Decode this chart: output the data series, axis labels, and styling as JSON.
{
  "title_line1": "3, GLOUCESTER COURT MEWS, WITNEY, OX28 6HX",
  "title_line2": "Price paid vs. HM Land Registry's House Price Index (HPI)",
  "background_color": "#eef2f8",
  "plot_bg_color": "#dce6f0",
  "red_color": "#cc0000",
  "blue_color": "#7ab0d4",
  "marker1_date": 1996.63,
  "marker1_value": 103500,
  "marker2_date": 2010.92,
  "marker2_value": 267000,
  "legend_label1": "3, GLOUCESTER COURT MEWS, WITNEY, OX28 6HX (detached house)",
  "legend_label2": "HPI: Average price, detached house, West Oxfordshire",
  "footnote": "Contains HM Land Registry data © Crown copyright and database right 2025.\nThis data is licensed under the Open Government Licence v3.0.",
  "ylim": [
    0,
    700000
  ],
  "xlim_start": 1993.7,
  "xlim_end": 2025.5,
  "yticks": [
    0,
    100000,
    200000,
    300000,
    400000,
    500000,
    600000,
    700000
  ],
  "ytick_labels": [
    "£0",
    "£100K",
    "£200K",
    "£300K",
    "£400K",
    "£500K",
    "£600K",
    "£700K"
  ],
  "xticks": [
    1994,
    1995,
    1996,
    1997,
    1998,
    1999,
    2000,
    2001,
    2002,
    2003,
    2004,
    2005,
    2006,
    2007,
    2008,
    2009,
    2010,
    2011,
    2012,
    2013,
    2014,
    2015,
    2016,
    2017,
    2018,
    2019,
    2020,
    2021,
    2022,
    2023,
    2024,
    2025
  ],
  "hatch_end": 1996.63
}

Brief
Return each line of the listing that holds the string "data".

Answer to the task
Decode this chart: output the data series, axis labels, and styling as JSON.
  "footnote": "Contains HM Land Registry data © Crown copyright and database right 2025.\nThis data is licensed under the Open Government Licence v3.0.",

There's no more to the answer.